Problem statement: Copy out every record below exactly as written, but leave out any pictures.
------ Provided data ------
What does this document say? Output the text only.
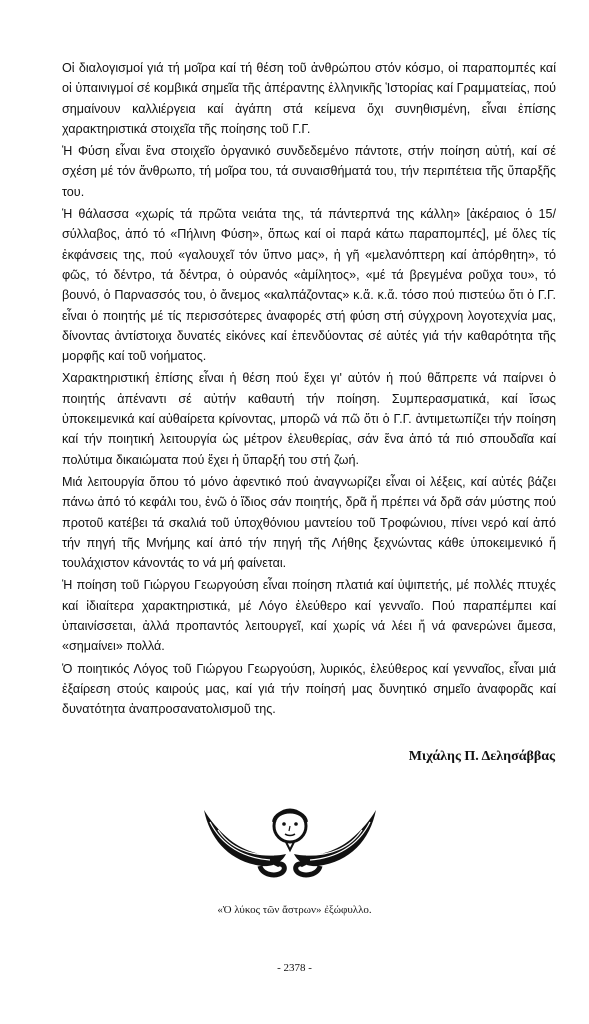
Οἱ διαλογισμοί γιά τή μοῖρα καί τή θέση τοῦ ἀνθρώπου στόν κόσμο, οἱ παραπομπές καί οἱ ὑπαινιγμοί σέ κομβικά σημεῖα τῆς ἀπέραντης ἑλληνικῆς Ἱστορίας καί Γραμματείας, πού σημαίνουν καλλιέργεια καί ἀγάπη στά κείμενα ὄχι συνηθισμένη, εἶναι ἐπίσης χαρακτηριστικά στοιχεῖα τῆς ποίησης τοῦ Γ.Γ.

Ἡ Φύση εἶναι ἕνα στοιχεῖο ὀργανικό συνδεδεμένο πάντοτε, στήν ποίηση αὐτή, καί σέ σχέση μέ τόν ἄνθρωπο, τή μοῖρα του, τά συναισθήματά του, τήν περιπέτεια τῆς ὕπαρξῆς του.

Ἡ θάλασσα «χωρίς τά πρῶτα νειάτα της, τά πάντερπνά της κάλλη» [ἀκέραιος ὁ 15/σύλλαβος, ἀπό τό «Πήλινη Φύση», ὅπως καί οἱ παρά κάτω παραπομπές], μέ ὅλες τίς ἐκφάνσεις της, πού «γαλουχεῖ τόν ὕπνο μας», ἡ γῆ «μελανόπτερη καί ἀπόρθητη», τό φῶς, τό δέντρο, τά δέντρα, ὁ οὐρανός «ἀμίλητος», «μέ τά βρεγμένα ροῦχα του», τό βουνό, ὁ Παρνασσός του, ὁ ἄνεμος «καλπάζοντας» κ.ἄ. κ.ἄ. τόσο πού πιστεύω ὅτι ὁ Γ.Γ. εἶναι ὁ ποιητής μέ τίς περισσότερες ἀναφορές στή φύση στή σύγχρονη λογοτεχνία μας, δίνοντας ἀντίστοιχα δυνατές εἰκόνες καί ἐπενδύοντας σέ αὐτές γιά τήν καθαρότητα τῆς μορφῆς καί τοῦ νοήματος.

Χαρακτηριστική ἐπίσης εἶναι ἡ θέση πού ἔχει γι' αὐτόν ἡ πού θἄπρεπε νά παίρνει ὁ ποιητής ἀπέναντι σέ αὐτήν καθαυτή τήν ποίηση. Συμπερασματικά, καί ἴσως ὑποκειμενικά καί αὐθαίρετα κρίνοντας, μπορῶ νά πῶ ὅτι ὁ Γ.Γ. ἀντιμετωπίζει τήν ποίηση καί τήν ποιητική λειτουργία ὡς μέτρον ἐλευθερίας, σάν ἕνα ἀπό τά πιό σπουδαῖα καί πολύτιμα δικαιώματα πού ἔχει ἡ ὕπαρξή του στή ζωή.

Μιά λειτουργία ὅπου τό μόνο ἀφεντικό πού ἀναγνωρίζει εἶναι οἱ λέξεις, καί αὐτές βάζει πάνω ἀπό τό κεφάλι του, ἐνῶ ὁ ἴδιος σάν ποιητής, δρᾶ ἤ πρέπει νά δρᾶ σάν μύστης πού προτοῦ κατέβει τά σκαλιά τοῦ ὑποχθόνιου μαντείου τοῦ Τροφώνιου, πίνει νερό καί ἀπό τήν πηγή τῆς Μνήμης καί ἀπό τήν πηγή τῆς Λήθης ξεχνώντας κάθε ὑποκειμενικό ἤ τουλάχιστον κάνοντάς το νά μή φαίνεται.

Ἡ ποίηση τοῦ Γιώργου Γεωργούση εἶναι ποίηση πλατιά καί ὑψιπετής, μέ πολλές πτυχές καί ἰδιαίτερα χαρακτηριστικά, μέ Λόγο ἐλεύθερο καί γενναῖο. Πού παραπέμπει καί ὑπαινίσσεται, ἀλλά προπαντός λειτουργεῖ, καί χωρίς νά λέει ἤ νά φανερώνει ἄμεσα, «σημαίνει» πολλά.

Ὁ ποιητικός Λόγος τοῦ Γιώργου Γεωργούση, λυρικός, ἐλεύθερος καί γενναῖος, εἶναι μιά ἐξαίρεση στούς καιρούς μας, καί γιά τήν ποίησή μας δυνητικό σημεῖο ἀναφορᾶς καί δυνατότητα ἀναπροσανατολισμοῦ της.

Μιχάλης Π. Δελησάββας
«Ὁ λύκος τῶν ἄστρων» ἐξώφυλλο.
- 2378 -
------
Task output:
What does this document say? Output the text only.
Οἱ διαλογισμοί γιά τή μοῖρα καί τή θέση τοῦ ἀνθρώπου στόν κόσμο, οἱ παραπομπές καί οἱ ὑπαινιγμοί σέ κομβικά σημεῖα τῆς ἀπέραντης ἑλληνικῆς Ἱστορίας καί Γραμματείας, πού σημαίνουν καλλιέργεια καί ἀγάπη στά κείμενα ὄχι συνηθισμένη, εἶναι ἐπίσης χαρακτηριστικά στοιχεῖα τῆς ποίησης τοῦ Γ.Γ.

Ἡ Φύση εἶναι ἕνα στοιχεῖο ὀργανικό συνδεδεμένο πάντοτε, στήν ποίηση αὐτή, καί σέ σχέση μέ τόν ἄνθρωπο, τή μοῖρα του, τά συναισθήματά του, τήν περιπέτεια τῆς ὕπαρξῆς του.

Ἡ θάλασσα «χωρίς τά πρῶτα νειάτα της, τά πάντερπνά της κάλλη» [ἀκέραιος ὁ 15/σύλλαβος, ἀπό τό «Πήλινη Φύση», ὅπως καί οἱ παρά κάτω παραπομπές], μέ ὅλες τίς ἐκφάνσεις της, πού «γαλουχεῖ τόν ὕπνο μας», ἡ γῆ «μελανόπτερη καί ἀπόρθητη», τό φῶς, τό δέντρο, τά δέντρα, ὁ οὐρανός «ἀμίλητος», «μέ τά βρεγμένα ροῦχα του», τό βουνό, ὁ Παρνασσός του, ὁ ἄνεμος «καλπάζοντας» κ.ἄ. κ.ἄ. τόσο πού πιστεύω ὅτι ὁ Γ.Γ. εἶναι ὁ ποιητής μέ τίς περισσότερες ἀναφορές στή φύση στή σύγχρονη λογοτεχνία μας, δίνοντας ἀντίστοιχα δυνατές εἰκόνες καί ἐπενδύοντας σέ αὐτές γιά τήν καθαρότητα τῆς μορφῆς καί τοῦ νοήματος.

Χαρακτηριστική ἐπίσης εἶναι ἡ θέση πού ἔχει γι' αὐτόν ἡ πού θἄπρεπε νά παίρνει ὁ ποιητής ἀπέναντι σέ αὐτήν καθαυτή τήν ποίηση. Συμπερασματικά, καί ἴσως ὑποκειμενικά καί αὐθαίρετα κρίνοντας, μπορῶ νά πῶ ὅτι ὁ Γ.Γ. ἀντιμετωπίζει τήν ποίηση καί τήν ποιητική λειτουργία ὡς μέτρον ἐλευθερίας, σάν ἕνα ἀπό τά πιό σπουδαῖα καί πολύτιμα δικαιώματα πού ἔχει ἡ ὕπαρξή του στή ζωή.

Μιά λειτουργία ὅπου τό μόνο ἀφεντικό πού ἀναγνωρίζει εἶναι οἱ λέξεις, καί αὐτές βάζει πάνω ἀπό τό κεφάλι του, ἐνῶ ὁ ἴδιος σάν ποιητής, δρᾶ ἤ πρέπει νά δρᾶ σάν μύστης πού προτοῦ κατέβει τά σκαλιά τοῦ ὑποχθόνιου μαντείου τοῦ Τροφώνιου, πίνει νερό καί ἀπό τήν πηγή τῆς Μνήμης καί ἀπό τήν πηγή τῆς Λήθης ξεχνώντας κάθε ὑποκειμενικό ἤ τουλάχιστον κάνοντάς το νά μή φαίνεται.

Ἡ ποίηση τοῦ Γιώργου Γεωργούση εἶναι ποίηση πλατιά καί ὑψιπετής, μέ πολλές πτυχές καί ἰδιαίτερα χαρακτηριστικά, μέ Λόγο ἐλεύθερο καί γενναῖο. Πού παραπέμπει καί ὑπαινίσσεται, ἀλλά προπαντός λειτουργεῖ, καί χωρίς νά λέει ἤ νά φανερώνει ἄμεσα, «σημαίνει» πολλά.

Ὁ ποιητικός Λόγος τοῦ Γιώργου Γεωργούση, λυρικός, ἐλεύθερος καί γενναῖος, εἶναι μιά ἐξαίρεση στούς καιρούς μας, καί γιά τήν ποίησή μας δυνητικό σημεῖο ἀναφορᾶς καί δυνατότητα ἀναπροσανατολισμοῦ της.

Μιχάλης Π. Δελησάββας
«Ὁ λύκος τῶν ἄστρων» ἐξώφυλλο.
- 2378 -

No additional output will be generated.